» **Task description**
Retype the whole listing below, character for character.

----------------------------------------

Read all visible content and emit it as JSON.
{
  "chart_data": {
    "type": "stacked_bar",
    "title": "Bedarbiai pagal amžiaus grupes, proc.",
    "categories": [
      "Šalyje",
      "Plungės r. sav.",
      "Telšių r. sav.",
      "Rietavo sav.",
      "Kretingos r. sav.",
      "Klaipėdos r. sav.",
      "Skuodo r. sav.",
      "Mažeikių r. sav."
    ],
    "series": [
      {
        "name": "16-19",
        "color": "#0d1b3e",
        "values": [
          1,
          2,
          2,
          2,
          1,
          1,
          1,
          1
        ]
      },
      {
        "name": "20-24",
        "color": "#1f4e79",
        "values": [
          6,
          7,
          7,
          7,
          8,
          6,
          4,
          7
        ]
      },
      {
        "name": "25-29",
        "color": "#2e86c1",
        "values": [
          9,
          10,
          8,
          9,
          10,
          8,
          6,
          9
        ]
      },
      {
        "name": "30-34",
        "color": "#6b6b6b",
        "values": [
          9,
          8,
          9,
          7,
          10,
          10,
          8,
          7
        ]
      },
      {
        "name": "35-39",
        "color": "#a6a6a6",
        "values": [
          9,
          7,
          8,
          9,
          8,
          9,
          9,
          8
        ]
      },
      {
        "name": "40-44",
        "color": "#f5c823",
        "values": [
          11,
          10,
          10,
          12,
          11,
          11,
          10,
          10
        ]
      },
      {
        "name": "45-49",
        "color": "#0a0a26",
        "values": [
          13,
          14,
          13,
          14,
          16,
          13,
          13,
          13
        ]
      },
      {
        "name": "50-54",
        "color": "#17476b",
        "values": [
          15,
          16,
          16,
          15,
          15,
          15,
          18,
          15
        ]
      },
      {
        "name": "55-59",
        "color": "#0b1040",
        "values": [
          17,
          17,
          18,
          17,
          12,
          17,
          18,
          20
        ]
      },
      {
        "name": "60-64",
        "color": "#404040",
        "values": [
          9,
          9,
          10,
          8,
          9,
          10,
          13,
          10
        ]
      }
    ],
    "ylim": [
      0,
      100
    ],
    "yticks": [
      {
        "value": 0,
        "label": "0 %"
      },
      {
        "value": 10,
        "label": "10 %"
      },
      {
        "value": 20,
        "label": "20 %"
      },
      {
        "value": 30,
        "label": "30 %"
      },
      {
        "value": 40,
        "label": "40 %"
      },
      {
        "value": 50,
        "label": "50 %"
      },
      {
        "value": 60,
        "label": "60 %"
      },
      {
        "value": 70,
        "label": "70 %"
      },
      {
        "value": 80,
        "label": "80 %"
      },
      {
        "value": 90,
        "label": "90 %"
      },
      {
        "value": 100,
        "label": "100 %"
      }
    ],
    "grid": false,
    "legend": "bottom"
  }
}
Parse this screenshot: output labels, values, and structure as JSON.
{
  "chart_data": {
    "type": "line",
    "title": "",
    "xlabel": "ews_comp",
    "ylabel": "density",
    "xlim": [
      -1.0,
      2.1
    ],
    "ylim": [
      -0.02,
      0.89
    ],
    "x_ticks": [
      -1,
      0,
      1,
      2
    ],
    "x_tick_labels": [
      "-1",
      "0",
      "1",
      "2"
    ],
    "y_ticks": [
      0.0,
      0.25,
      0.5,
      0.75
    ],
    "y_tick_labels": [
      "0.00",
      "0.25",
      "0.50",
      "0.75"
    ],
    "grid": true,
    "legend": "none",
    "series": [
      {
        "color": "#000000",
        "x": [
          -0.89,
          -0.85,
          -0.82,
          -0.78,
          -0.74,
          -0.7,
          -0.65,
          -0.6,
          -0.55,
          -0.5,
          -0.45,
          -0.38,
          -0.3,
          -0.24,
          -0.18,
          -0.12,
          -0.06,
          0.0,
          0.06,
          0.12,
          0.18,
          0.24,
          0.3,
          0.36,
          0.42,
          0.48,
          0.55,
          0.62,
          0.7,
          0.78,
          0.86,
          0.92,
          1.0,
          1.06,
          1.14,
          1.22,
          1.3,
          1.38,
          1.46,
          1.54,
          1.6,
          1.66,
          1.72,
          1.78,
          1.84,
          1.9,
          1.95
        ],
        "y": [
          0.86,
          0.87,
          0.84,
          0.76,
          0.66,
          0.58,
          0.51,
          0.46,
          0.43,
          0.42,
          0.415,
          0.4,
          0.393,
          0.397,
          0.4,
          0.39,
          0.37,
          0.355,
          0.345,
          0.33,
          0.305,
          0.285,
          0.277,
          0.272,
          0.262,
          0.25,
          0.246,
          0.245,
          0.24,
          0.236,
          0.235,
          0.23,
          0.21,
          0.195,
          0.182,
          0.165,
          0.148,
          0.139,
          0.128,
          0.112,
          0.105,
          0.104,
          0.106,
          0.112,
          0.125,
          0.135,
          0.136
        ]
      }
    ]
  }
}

----------------------------------------

» **Written answer**
Read all visible content and emit it as JSON.
{
  "chart_data": {
    "type": "stacked_bar",
    "title": "Bedarbiai pagal amžiaus grupes, proc.",
    "categories": [
      "Šalyje",
      "Plungės r. sav.",
      "Telšių r. sav.",
      "Rietavo sav.",
      "Kretingos r. sav.",
      "Klaipėdos r. sav.",
      "Skuodo r. sav.",
      "Mažeikių r. sav."
    ],
    "series": [
      {
        "name": "16-19",
        "color": "#0d1b3e",
        "values": [
          1,
          2,
          2,
          2,
          1,
          1,
          1,
          1
        ]
      },
      {
        "name": "20-24",
        "color": "#1f4e79",
        "values": [
          6,
          7,
          7,
          7,
          8,
          6,
          4,
          7
        ]
      },
      {
        "name": "25-29",
        "color": "#2e86c1",
        "values": [
          9,
          10,
          8,
          9,
          10,
          8,
          6,
          9
        ]
      },
      {
        "name": "30-34",
        "color": "#6b6b6b",
        "values": [
          9,
          8,
          9,
          7,
          10,
          10,
          8,
          7
        ]
      },
      {
        "name": "35-39",
        "color": "#a6a6a6",
        "values": [
          9,
          7,
          8,
          9,
          8,
          9,
          9,
          8
        ]
      },
      {
        "name": "40-44",
        "color": "#f5c823",
        "values": [
          11,
          10,
          10,
          12,
          11,
          11,
          10,
          10
        ]
      },
      {
        "name": "45-49",
        "color": "#0a0a26",
        "values": [
          13,
          14,
          13,
          14,
          16,
          13,
          13,
          13
        ]
      },
      {
        "name": "50-54",
        "color": "#17476b",
        "values": [
          15,
          16,
          16,
          15,
          15,
          15,
          18,
          15
        ]
      },
      {
        "name": "55-59",
        "color": "#0b1040",
        "values": [
          17,
          17,
          18,
          17,
          12,
          17,
          18,
          20
        ]
      },
      {
        "name": "60-64",
        "color": "#404040",
        "values": [
          9,
          9,
          10,
          8,
          9,
          10,
          13,
          10
        ]
      }
    ],
    "ylim": [
      0,
      100
    ],
    "yticks": [
      {
        "value": 0,
        "label": "0 %"
      },
      {
        "value": 10,
        "label": "10 %"
      },
      {
        "value": 20,
        "label": "20 %"
      },
      {
        "value": 30,
        "label": "30 %"
      },
      {
        "value": 40,
        "label": "40 %"
      },
      {
        "value": 50,
        "label": "50 %"
      },
      {
        "value": 60,
        "label": "60 %"
      },
      {
        "value": 70,
        "label": "70 %"
      },
      {
        "value": 80,
        "label": "80 %"
      },
      {
        "value": 90,
        "label": "90 %"
      },
      {
        "value": 100,
        "label": "100 %"
      }
    ],
    "grid": false,
    "legend": "bottom"
  }
}
Parse this screenshot: output labels, values, and structure as JSON.
{
  "chart_data": {
    "type": "line",
    "title": "",
    "xlabel": "ews_comp",
    "ylabel": "density",
    "xlim": [
      -1.0,
      2.1
    ],
    "ylim": [
      -0.02,
      0.89
    ],
    "x_ticks": [
      -1,
      0,
      1,
      2
    ],
    "x_tick_labels": [
      "-1",
      "0",
      "1",
      "2"
    ],
    "y_ticks": [
      0.0,
      0.25,
      0.5,
      0.75
    ],
    "y_tick_labels": [
      "0.00",
      "0.25",
      "0.50",
      "0.75"
    ],
    "grid": true,
    "legend": "none",
    "series": [
      {
        "color": "#000000",
        "x": [
          -0.89,
          -0.85,
          -0.82,
          -0.78,
          -0.74,
          -0.7,
          -0.65,
          -0.6,
          -0.55,
          -0.5,
          -0.45,
          -0.38,
          -0.3,
          -0.24,
          -0.18,
          -0.12,
          -0.06,
          0.0,
          0.06,
          0.12,
          0.18,
          0.24,
          0.3,
          0.36,
          0.42,
          0.48,
          0.55,
          0.62,
          0.7,
          0.78,
          0.86,
          0.92,
          1.0,
          1.06,
          1.14,
          1.22,
          1.3,
          1.38,
          1.46,
          1.54,
          1.6,
          1.66,
          1.72,
          1.78,
          1.84,
          1.9,
          1.95
        ],
        "y": [
          0.86,
          0.87,
          0.84,
          0.76,
          0.66,
          0.58,
          0.51,
          0.46,
          0.43,
          0.42,
          0.415,
          0.4,
          0.393,
          0.397,
          0.4,
          0.39,
          0.37,
          0.355,
          0.345,
          0.33,
          0.305,
          0.285,
          0.277,
          0.272,
          0.262,
          0.25,
          0.246,
          0.245,
          0.24,
          0.236,
          0.235,
          0.23,
          0.21,
          0.195,
          0.182,
          0.165,
          0.148,
          0.139,
          0.128,
          0.112,
          0.105,
          0.104,
          0.106,
          0.112,
          0.125,
          0.135,
          0.136
        ]
      }
    ]
  }
}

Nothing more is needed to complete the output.